• **EXTRAIT CITÉ**
==================================================

Mise en garde
Cet article fait état d’actes de torture et de graves violences.
Pendu au téléphone, à l’arrière d’un break Opel filant dans les environs d’Atmeh, en Syrie, ce 13 mars 2013, l’Italien Federico Motka a bien repéré les deux voitures noires aux vitres teintées qui les suivent, lui et son collègue anglais David Haines. Il fait signe au chauffeur d’accélérer sur le chemin de traverse, pour rentrer plus vite au bureau d’Acted, leur ONG française.
L’Italien et l’Anglais sont venus en mission dans cette bourgade de 2 000 habitants qui, en un rien de temps, a grossi de 20 000 âmes, avec ses camps de réfugiés tout autour et ses pelotons de soldats de l’Armée syrienne libre (ASL), conduisant la rébellion contre le régime d’Assad.
On est à moins de trois kilomètres de la frontière turque et les deux véhicules sombres leur collent à présent au train. En plein désert. Le plus proche des deux accélère, dépasse le break et pile en travers de la route. Federico Motka et David Haines n’ont pas le temps de bouger que quatre hommes encagoulés pointent leurs AK-47 sur eux tandis qu’un autre arrache le fusil d’assaut que l’interprète des deux humanitaires gardait entre ses jambes.
Des geôliers transportent le détenu inanimé et enveloppé dans une couverture. © Document Mediapart
« Ils sont en train de nous enlever ! Mon Dieu, ils sont en train de nous capturer ! », s’époumone l’Italien à l’intention de son supérieur, à l’autre bout du fil.
Les otages sont sortis du break et balancés dans le coffre de l’une des voitures, où Federico Motka pianote aussitôt des textos de détresse, qui n’atteindront jamais leurs destinataires.
Au fond du coffre, il fait une chaleur infernale et tout tourne dans la tête de Federico. À chaque checkpoint, il entend ses ravisseurs crier « Allahû Akbar ! ».
Quatre mois plus tôt, un autre binôme, cette fois de journalistes, l’Américain James Foley et le Britannique John Cantlie, avait été kidnappé dans des circonstances similaires : sur la route, après un arrêt dans un cybercafé, à moins de quarante minutes de la frontière turque. Et par les mêmes hommes. Durant un peu plus d’un an, au moins 23 étrangers tomberont dans le même piège.

==================================================

• **LIGNES PRÉSENTÉES**
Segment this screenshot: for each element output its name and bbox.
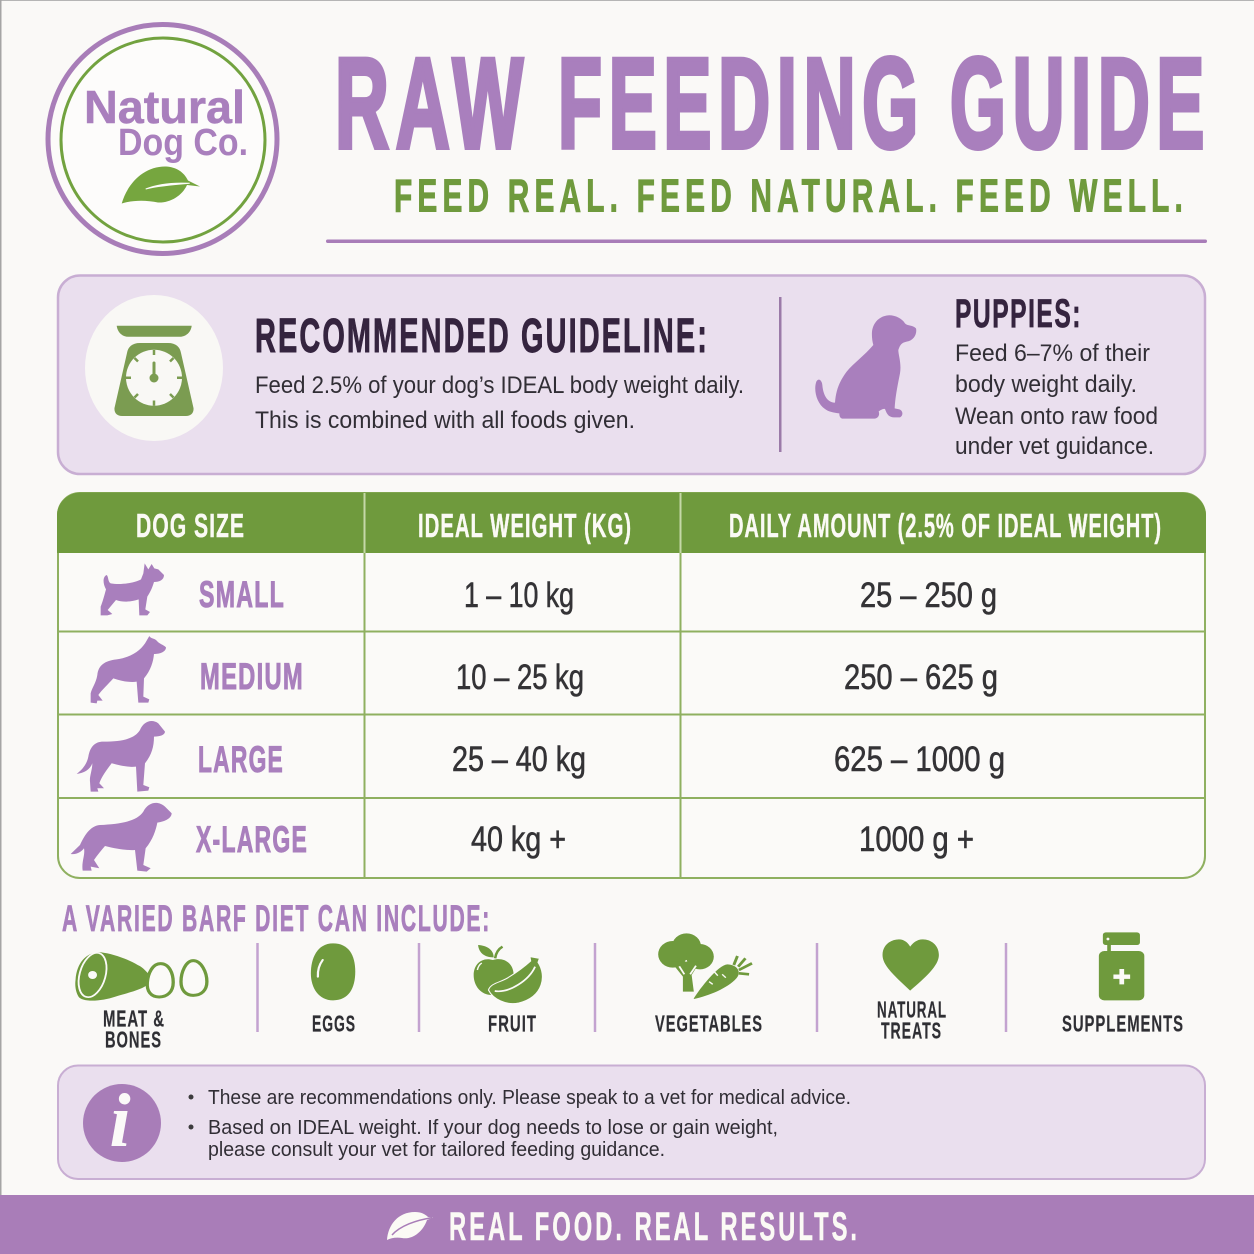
row: large	[77, 721, 1005, 792]
text: guideline body: Feed 2.5% of your dog’s IDEAL body weight daily.	[255, 372, 744, 399]
icon: x-large dog	[71, 803, 172, 872]
text: puppies body	[955, 340, 1158, 460]
food: fruit: FRUIT	[488, 1010, 537, 1036]
title: RAW	[335, 32, 530, 176]
food: natural treats: TREATS	[881, 1018, 942, 1044]
row: medium	[91, 636, 998, 703]
icon: large dog	[77, 721, 165, 792]
logo: Natural Dog Co.: Natural	[84, 81, 245, 133]
footer tagline: REAL FOOD. REAL RESULTS.	[449, 1205, 860, 1249]
row: x-large	[71, 803, 974, 872]
text: notes: Based on IDEAL weight. If your dog needs to lose or gain weight,	[208, 1117, 778, 1139]
food: supplements	[1062, 932, 1184, 1036]
text: puppies body: under vet guidance.	[955, 433, 1154, 460]
food: natural treats	[877, 939, 947, 1044]
icon: apple and banana	[474, 945, 542, 1004]
icon: supplement jar	[1099, 932, 1144, 1000]
table: feeding amounts	[57, 492, 1206, 878]
panel: recommended guideline and puppies	[58, 276, 1205, 474]
icon: small dog	[101, 563, 164, 615]
text: guideline body	[255, 372, 744, 434]
table header	[136, 507, 1162, 544]
row: large: LARGE	[198, 739, 284, 780]
food: vegetables	[655, 933, 763, 1036]
icon: info: i	[109, 1079, 131, 1163]
heading: varied BARF diet: A VARIED BARF DIET CAN INCLUDE:	[62, 898, 491, 939]
icon: meat and eggs	[74, 950, 207, 1001]
row: x-large: X-LARGE	[196, 819, 308, 860]
text: notes: These are recommendations only. Please speak to a vet for medical advice.	[208, 1087, 851, 1109]
row: large: 625 – 1000 g	[834, 740, 1005, 779]
row: x-large: 1000 g +	[859, 820, 974, 859]
icon: kitchen scale	[85, 295, 223, 441]
logo: Natural Dog Co.	[48, 24, 277, 254]
row: medium: MEDIUM	[200, 656, 304, 697]
row: small: 25 – 250 g	[860, 576, 997, 615]
text: notes	[188, 1087, 851, 1161]
food: fruit	[474, 945, 542, 1036]
heading: puppies: PUPPIES:	[955, 292, 1082, 336]
text: puppies body: body weight daily.	[955, 371, 1137, 398]
food: meat and bones	[74, 950, 207, 1052]
row: medium: 10 – 25 kg	[456, 658, 584, 697]
icon: leaf	[387, 1212, 433, 1240]
food: eggs: EGGS	[312, 1010, 356, 1036]
icon: info	[83, 1079, 161, 1163]
food: meat and bones: BONES	[105, 1026, 162, 1052]
text: puppies body: Wean onto raw food	[955, 403, 1158, 430]
footer banner	[0, 1195, 1254, 1254]
icon: puppy	[815, 315, 916, 419]
text: notes: please consult your vet for tailored feeding guidance.	[208, 1139, 665, 1161]
icon: medium dog	[91, 636, 166, 703]
text: puppies body: Feed 6–7% of their	[955, 340, 1150, 367]
row: x-large: 40 kg +	[471, 820, 566, 859]
icon: egg	[311, 943, 355, 1000]
food: supplements: SUPPLEMENTS	[1062, 1010, 1184, 1036]
row: large: 25 – 40 kg	[452, 740, 586, 779]
text: guideline body: This is combined with all foods given.	[255, 407, 635, 434]
row: medium: 250 – 625 g	[844, 658, 998, 697]
row: small	[101, 563, 997, 615]
food: eggs	[311, 943, 356, 1036]
heading: recommended guideline: RECOMMENDED GUIDELINE:	[255, 310, 709, 363]
table header: DOG SIZE	[136, 507, 245, 544]
logo: Natural Dog Co.: Dog Co.	[118, 122, 248, 164]
icon: broccoli and carrot	[658, 933, 752, 999]
row: small: SMALL	[199, 574, 285, 615]
food: meat and bones: MEAT &	[103, 1006, 165, 1032]
title: FEEDING	[558, 32, 925, 176]
food: vegetables: VEGETABLES	[655, 1010, 763, 1036]
row: small: 1 – 10 kg	[464, 576, 574, 615]
table header: IDEAL WEIGHT (KG)	[418, 507, 632, 544]
icon: heart	[883, 939, 939, 991]
panel: info note	[58, 1066, 1205, 1179]
food: natural treats: NATURAL	[877, 996, 947, 1022]
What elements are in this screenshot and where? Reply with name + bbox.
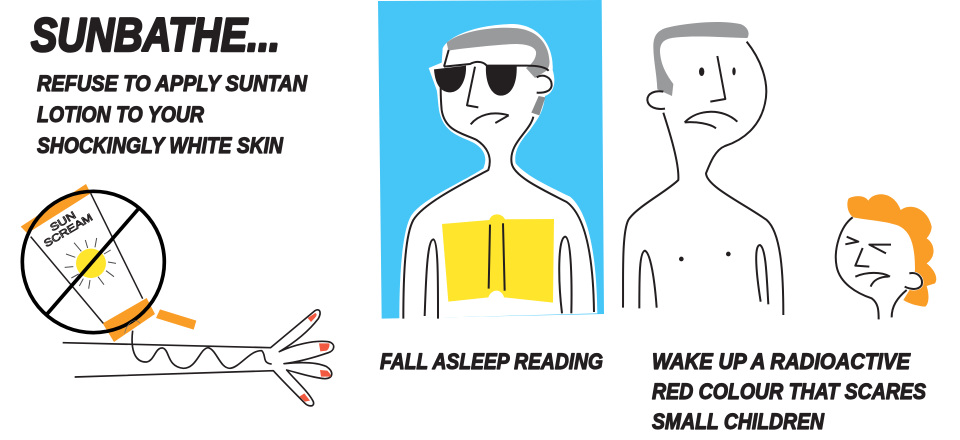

==================================================

• **OBJECTIF A**
Traduisez en anglais la phrase suivante de l'article sur l'enlèvement d'humanitaires en Syrie : « Au fond du coffre, il fait une chaleur infernale et tout tourne dans la tête de Federico. »
• **OBJECTIF B**
Reproduisez à l'identique, parmi les lignes et non dans l'article, celles qui vont de la ligne contenant « 721, 1005, 792] » jusqu'à la ligne contenant « 819, 308, 860] », cette dernière incluse.
L'article et les lignes sont sans rapport l'un avec l'autre.

• **RÉPONSE RÉDIGÉE A**
At the back of the trunk, the heat is infernal and everything is spinning in Federico's head.

• **RÉPONSE RÉDIGÉE B**
row: large	[77, 721, 1005, 792]
text: guideline body: Feed 2.5% of your dog’s IDEAL body weight daily.	[255, 372, 744, 399]
icon: x-large dog	[71, 803, 172, 872]
text: puppies body	[955, 340, 1158, 460]
food: fruit: FRUIT	[488, 1010, 537, 1036]
title: RAW	[335, 32, 530, 176]
food: natural treats: TREATS	[881, 1018, 942, 1044]
row: medium	[91, 636, 998, 703]
icon: large dog	[77, 721, 165, 792]
logo: Natural Dog Co.: Natural	[84, 81, 245, 133]
footer tagline: REAL FOOD. REAL RESULTS.	[449, 1205, 860, 1249]
row: x-large	[71, 803, 974, 872]
text: notes: Based on IDEAL weight. If your dog needs to lose or gain weight,	[208, 1117, 778, 1139]
food: supplements	[1062, 932, 1184, 1036]
text: puppies body: under vet guidance.	[955, 433, 1154, 460]
food: natural treats	[877, 939, 947, 1044]
icon: apple and banana	[474, 945, 542, 1004]
icon: supplement jar	[1099, 932, 1144, 1000]
table: feeding amounts	[57, 492, 1206, 878]
panel: recommended guideline and puppies	[58, 276, 1205, 474]
icon: small dog	[101, 563, 164, 615]
text: guideline body	[255, 372, 744, 434]
table header	[136, 507, 1162, 544]
row: large: LARGE	[198, 739, 284, 780]
food: vegetables	[655, 933, 763, 1036]
icon: info: i	[109, 1079, 131, 1163]
heading: varied BARF diet: A VARIED BARF DIET CAN INCLUDE:	[62, 898, 491, 939]
icon: meat and eggs	[74, 950, 207, 1001]
row: x-large: X-LARGE	[196, 819, 308, 860]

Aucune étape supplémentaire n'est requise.